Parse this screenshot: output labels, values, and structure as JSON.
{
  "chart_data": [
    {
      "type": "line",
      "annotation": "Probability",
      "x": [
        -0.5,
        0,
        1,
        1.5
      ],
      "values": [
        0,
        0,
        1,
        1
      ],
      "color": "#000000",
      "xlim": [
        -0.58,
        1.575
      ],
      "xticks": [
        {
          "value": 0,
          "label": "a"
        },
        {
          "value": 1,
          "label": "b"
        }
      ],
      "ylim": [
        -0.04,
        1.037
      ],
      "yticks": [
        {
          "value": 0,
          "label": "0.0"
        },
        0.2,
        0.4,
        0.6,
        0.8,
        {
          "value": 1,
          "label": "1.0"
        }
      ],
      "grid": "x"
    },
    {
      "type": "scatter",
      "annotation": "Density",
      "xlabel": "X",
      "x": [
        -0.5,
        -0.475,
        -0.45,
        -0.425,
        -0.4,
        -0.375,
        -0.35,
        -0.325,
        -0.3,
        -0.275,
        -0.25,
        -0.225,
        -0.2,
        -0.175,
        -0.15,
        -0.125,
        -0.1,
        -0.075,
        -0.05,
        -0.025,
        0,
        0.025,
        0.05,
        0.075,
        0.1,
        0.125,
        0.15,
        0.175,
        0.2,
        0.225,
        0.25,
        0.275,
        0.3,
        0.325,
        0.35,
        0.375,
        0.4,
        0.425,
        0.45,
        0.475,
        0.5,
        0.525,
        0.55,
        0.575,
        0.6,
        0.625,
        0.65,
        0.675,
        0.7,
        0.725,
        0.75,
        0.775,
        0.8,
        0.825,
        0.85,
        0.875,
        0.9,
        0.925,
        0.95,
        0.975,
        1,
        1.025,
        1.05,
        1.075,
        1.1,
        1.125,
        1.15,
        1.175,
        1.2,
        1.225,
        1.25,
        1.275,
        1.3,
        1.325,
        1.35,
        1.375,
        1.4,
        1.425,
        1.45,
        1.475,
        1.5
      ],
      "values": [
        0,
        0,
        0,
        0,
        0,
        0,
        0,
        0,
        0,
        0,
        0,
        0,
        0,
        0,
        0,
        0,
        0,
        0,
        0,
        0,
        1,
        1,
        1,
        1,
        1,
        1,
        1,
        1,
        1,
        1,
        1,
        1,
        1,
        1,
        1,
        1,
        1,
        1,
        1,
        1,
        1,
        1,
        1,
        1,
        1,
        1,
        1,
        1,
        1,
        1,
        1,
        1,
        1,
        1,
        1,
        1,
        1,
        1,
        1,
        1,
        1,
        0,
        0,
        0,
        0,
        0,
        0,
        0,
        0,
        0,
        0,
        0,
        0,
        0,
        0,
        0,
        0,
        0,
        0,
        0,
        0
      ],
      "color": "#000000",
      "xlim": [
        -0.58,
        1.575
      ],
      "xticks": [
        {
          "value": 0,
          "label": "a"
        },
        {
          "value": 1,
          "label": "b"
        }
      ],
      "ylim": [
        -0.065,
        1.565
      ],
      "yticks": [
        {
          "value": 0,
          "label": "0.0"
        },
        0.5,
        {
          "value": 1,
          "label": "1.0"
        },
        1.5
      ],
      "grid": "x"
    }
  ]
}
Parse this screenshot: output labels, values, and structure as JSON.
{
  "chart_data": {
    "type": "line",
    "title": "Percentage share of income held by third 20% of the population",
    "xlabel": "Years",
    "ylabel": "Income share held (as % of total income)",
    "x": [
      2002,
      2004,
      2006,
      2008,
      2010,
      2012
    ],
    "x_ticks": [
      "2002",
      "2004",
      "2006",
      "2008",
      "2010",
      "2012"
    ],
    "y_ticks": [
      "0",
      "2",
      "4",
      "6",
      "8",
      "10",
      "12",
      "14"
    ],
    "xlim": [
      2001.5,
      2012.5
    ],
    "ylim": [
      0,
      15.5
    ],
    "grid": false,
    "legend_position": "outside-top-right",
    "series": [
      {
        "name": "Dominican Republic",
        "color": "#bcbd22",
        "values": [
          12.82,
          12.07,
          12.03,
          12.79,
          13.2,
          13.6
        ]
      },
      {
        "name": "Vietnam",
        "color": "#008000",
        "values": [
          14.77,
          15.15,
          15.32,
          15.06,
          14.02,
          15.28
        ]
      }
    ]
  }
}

+-------+

Examine the records and pull out every line where the string "income" occurs.

* The result *
    "title": "Percentage share of income held by third 20% of the population",
    "ylabel": "Income share held (as % of total income)",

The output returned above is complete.